Saved data entries:
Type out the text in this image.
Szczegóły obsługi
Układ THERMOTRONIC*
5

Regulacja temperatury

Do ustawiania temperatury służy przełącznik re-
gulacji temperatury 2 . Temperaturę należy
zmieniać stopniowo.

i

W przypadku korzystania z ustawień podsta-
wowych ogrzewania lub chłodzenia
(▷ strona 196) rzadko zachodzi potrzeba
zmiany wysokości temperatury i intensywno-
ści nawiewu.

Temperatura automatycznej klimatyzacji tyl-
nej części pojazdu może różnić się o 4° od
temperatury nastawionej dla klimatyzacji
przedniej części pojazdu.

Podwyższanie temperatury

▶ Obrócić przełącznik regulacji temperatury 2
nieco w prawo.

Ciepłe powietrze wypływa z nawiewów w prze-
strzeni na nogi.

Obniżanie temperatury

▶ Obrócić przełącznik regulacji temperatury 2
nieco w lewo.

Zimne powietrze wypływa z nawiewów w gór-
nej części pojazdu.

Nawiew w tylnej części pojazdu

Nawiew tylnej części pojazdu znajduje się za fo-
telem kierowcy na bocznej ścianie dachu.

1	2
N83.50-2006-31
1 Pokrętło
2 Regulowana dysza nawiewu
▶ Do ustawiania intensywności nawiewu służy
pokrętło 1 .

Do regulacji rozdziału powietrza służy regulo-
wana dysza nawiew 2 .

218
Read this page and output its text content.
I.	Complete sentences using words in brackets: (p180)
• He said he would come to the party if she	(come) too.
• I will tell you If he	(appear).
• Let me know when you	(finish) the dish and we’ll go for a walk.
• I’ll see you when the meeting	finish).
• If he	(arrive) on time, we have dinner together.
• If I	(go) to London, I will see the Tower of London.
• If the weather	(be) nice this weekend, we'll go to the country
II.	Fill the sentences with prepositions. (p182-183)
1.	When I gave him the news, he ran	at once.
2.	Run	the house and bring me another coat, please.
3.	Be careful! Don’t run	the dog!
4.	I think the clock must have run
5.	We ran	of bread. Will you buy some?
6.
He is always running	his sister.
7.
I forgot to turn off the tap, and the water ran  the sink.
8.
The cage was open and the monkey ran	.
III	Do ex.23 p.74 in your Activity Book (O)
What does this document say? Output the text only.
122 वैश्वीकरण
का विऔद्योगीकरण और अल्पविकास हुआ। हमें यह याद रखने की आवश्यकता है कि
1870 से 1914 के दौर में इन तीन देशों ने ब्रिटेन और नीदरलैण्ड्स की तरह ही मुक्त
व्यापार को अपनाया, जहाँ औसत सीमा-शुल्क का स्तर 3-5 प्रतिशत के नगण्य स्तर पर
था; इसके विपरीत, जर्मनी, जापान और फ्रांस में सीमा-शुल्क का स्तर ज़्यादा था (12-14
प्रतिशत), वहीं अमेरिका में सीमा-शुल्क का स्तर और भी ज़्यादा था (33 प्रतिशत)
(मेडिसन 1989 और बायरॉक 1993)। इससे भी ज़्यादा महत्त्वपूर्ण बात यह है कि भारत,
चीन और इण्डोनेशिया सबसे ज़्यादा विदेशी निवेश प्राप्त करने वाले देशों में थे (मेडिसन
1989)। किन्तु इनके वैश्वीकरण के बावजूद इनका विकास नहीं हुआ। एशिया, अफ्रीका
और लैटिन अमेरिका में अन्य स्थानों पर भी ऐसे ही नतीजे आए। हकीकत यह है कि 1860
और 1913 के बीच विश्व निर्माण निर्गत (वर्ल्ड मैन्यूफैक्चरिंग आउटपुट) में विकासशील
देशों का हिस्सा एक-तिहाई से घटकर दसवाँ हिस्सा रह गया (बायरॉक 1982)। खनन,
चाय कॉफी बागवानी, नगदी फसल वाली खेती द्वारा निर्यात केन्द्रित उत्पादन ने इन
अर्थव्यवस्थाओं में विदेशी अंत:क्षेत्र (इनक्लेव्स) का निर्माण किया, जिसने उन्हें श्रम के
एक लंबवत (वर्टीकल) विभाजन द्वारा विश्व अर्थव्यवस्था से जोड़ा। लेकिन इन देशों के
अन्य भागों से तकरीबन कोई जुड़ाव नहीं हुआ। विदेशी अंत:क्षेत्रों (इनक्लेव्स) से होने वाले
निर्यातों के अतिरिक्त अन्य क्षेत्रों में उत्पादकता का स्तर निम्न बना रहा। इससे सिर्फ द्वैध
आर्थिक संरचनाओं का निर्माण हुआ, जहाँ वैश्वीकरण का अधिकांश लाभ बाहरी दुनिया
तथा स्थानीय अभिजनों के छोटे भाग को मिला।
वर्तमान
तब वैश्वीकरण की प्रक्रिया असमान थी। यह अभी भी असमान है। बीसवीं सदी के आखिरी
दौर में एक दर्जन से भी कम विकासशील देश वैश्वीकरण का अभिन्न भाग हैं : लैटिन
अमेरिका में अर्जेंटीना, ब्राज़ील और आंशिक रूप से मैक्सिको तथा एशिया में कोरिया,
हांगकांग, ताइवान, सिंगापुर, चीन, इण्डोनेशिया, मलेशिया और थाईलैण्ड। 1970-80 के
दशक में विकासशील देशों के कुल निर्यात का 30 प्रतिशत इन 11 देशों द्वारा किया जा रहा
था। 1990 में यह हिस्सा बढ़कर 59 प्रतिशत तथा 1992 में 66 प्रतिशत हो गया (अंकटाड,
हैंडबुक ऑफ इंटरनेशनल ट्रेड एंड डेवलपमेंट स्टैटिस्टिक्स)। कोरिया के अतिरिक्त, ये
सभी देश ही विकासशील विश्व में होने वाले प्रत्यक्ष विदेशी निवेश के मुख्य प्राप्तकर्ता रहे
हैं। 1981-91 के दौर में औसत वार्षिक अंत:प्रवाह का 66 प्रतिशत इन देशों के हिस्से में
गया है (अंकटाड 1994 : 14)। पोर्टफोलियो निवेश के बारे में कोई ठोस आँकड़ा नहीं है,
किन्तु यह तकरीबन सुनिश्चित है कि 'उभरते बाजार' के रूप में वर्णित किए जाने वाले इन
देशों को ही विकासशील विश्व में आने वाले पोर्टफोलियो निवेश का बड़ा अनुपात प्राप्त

WHAT YOU NEED TO DO: Repeat the lines above exactly.

SOLUTION:
Type out the text in this image.
Szczegóły obsługi
Układ THERMOTRONIC*
5

Regulacja temperatury

Do ustawiania temperatury służy przełącznik re-
gulacji temperatury 2 . Temperaturę należy
zmieniać stopniowo.

i

W przypadku korzystania z ustawień podsta-
wowych ogrzewania lub chłodzenia
(▷ strona 196) rzadko zachodzi potrzeba
zmiany wysokości temperatury i intensywno-
ści nawiewu.

Temperatura automatycznej klimatyzacji tyl-
nej części pojazdu może różnić się o 4° od
temperatury nastawionej dla klimatyzacji
przedniej części pojazdu.

Podwyższanie temperatury

▶ Obrócić przełącznik regulacji temperatury 2
nieco w prawo.

Ciepłe powietrze wypływa z nawiewów w prze-
strzeni na nogi.

Obniżanie temperatury

▶ Obrócić przełącznik regulacji temperatury 2
nieco w lewo.

Zimne powietrze wypływa z nawiewów w gór-
nej części pojazdu.

Nawiew w tylnej części pojazdu

Nawiew tylnej części pojazdu znajduje się za fo-
telem kierowcy na bocznej ścianie dachu.

1	2
N83.50-2006-31
1 Pokrętło
2 Regulowana dysza nawiewu
▶ Do ustawiania intensywności nawiewu służy
pokrętło 1 .

Do regulacji rozdziału powietrza służy regulo-
wana dysza nawiew 2 .

218
Read this page and output its text content.
I.	Complete sentences using words in brackets: (p180)
• He said he would come to the party if she	(come) too.
• I will tell you If he	(appear).
• Let me know when you	(finish) the dish and we’ll go for a walk.
• I’ll see you when the meeting	finish).
• If he	(arrive) on time, we have dinner together.
• If I	(go) to London, I will see the Tower of London.
• If the weather	(be) nice this weekend, we'll go to the country
II.	Fill the sentences with prepositions. (p182-183)
1.	When I gave him the news, he ran	at once.
2.	Run	the house and bring me another coat, please.
3.	Be careful! Don’t run	the dog!
4.	I think the clock must have run
5.	We ran	of bread. Will you buy some?
6.
He is always running	his sister.
7.
I forgot to turn off the tap, and the water ran  the sink.
8.
The cage was open and the monkey ran	.
III	Do ex.23 p.74 in your Activity Book (O)
What does this document say? Output the text only.
122 वैश्वीकरण
का विऔद्योगीकरण और अल्पविकास हुआ। हमें यह याद रखने की आवश्यकता है कि
1870 से 1914 के दौर में इन तीन देशों ने ब्रिटेन और नीदरलैण्ड्स की तरह ही मुक्त
व्यापार को अपनाया, जहाँ औसत सीमा-शुल्क का स्तर 3-5 प्रतिशत के नगण्य स्तर पर
था; इसके विपरीत, जर्मनी, जापान और फ्रांस में सीमा-शुल्क का स्तर ज़्यादा था (12-14
प्रतिशत), वहीं अमेरिका में सीमा-शुल्क का स्तर और भी ज़्यादा था (33 प्रतिशत)
(मेडिसन 1989 और बायरॉक 1993)। इससे भी ज़्यादा महत्त्वपूर्ण बात यह है कि भारत,
चीन और इण्डोनेशिया सबसे ज़्यादा विदेशी निवेश प्राप्त करने वाले देशों में थे (मेडिसन
1989)। किन्तु इनके वैश्वीकरण के बावजूद इनका विकास नहीं हुआ। एशिया, अफ्रीका
और लैटिन अमेरिका में अन्य स्थानों पर भी ऐसे ही नतीजे आए। हकीकत यह है कि 1860
और 1913 के बीच विश्व निर्माण निर्गत (वर्ल्ड मैन्यूफैक्चरिंग आउटपुट) में विकासशील
देशों का हिस्सा एक-तिहाई से घटकर दसवाँ हिस्सा रह गया (बायरॉक 1982)। खनन,
चाय कॉफी बागवानी, नगदी फसल वाली खेती द्वारा निर्यात केन्द्रित उत्पादन ने इन
अर्थव्यवस्थाओं में विदेशी अंत:क्षेत्र (इनक्लेव्स) का निर्माण किया, जिसने उन्हें श्रम के
एक लंबवत (वर्टीकल) विभाजन द्वारा विश्व अर्थव्यवस्था से जोड़ा। लेकिन इन देशों के
अन्य भागों से तकरीबन कोई जुड़ाव नहीं हुआ। विदेशी अंत:क्षेत्रों (इनक्लेव्स) से होने वाले
निर्यातों के अतिरिक्त अन्य क्षेत्रों में उत्पादकता का स्तर निम्न बना रहा। इससे सिर्फ द्वैध
आर्थिक संरचनाओं का निर्माण हुआ, जहाँ वैश्वीकरण का अधिकांश लाभ बाहरी दुनिया
तथा स्थानीय अभिजनों के छोटे भाग को मिला।
वर्तमान
तब वैश्वीकरण की प्रक्रिया असमान थी। यह अभी भी असमान है। बीसवीं सदी के आखिरी
दौर में एक दर्जन से भी कम विकासशील देश वैश्वीकरण का अभिन्न भाग हैं : लैटिन
अमेरिका में अर्जेंटीना, ब्राज़ील और आंशिक रूप से मैक्सिको तथा एशिया में कोरिया,
हांगकांग, ताइवान, सिंगापुर, चीन, इण्डोनेशिया, मलेशिया और थाईलैण्ड। 1970-80 के
दशक में विकासशील देशों के कुल निर्यात का 30 प्रतिशत इन 11 देशों द्वारा किया जा रहा
था। 1990 में यह हिस्सा बढ़कर 59 प्रतिशत तथा 1992 में 66 प्रतिशत हो गया (अंकटाड,
हैंडबुक ऑफ इंटरनेशनल ट्रेड एंड डेवलपमेंट स्टैटिस्टिक्स)। कोरिया के अतिरिक्त, ये
सभी देश ही विकासशील विश्व में होने वाले प्रत्यक्ष विदेशी निवेश के मुख्य प्राप्तकर्ता रहे
हैं। 1981-91 के दौर में औसत वार्षिक अंत:प्रवाह का 66 प्रतिशत इन देशों के हिस्से में
गया है (अंकटाड 1994 : 14)। पोर्टफोलियो निवेश के बारे में कोई ठोस आँकड़ा नहीं है,
किन्तु यह तकरीबन सुनिश्चित है कि 'उभरते बाजार' के रूप में वर्णित किए जाने वाले इन
देशों को ही विकासशील विश्व में आने वाले पोर्टफोलियो निवेश का बड़ा अनुपात प्राप्त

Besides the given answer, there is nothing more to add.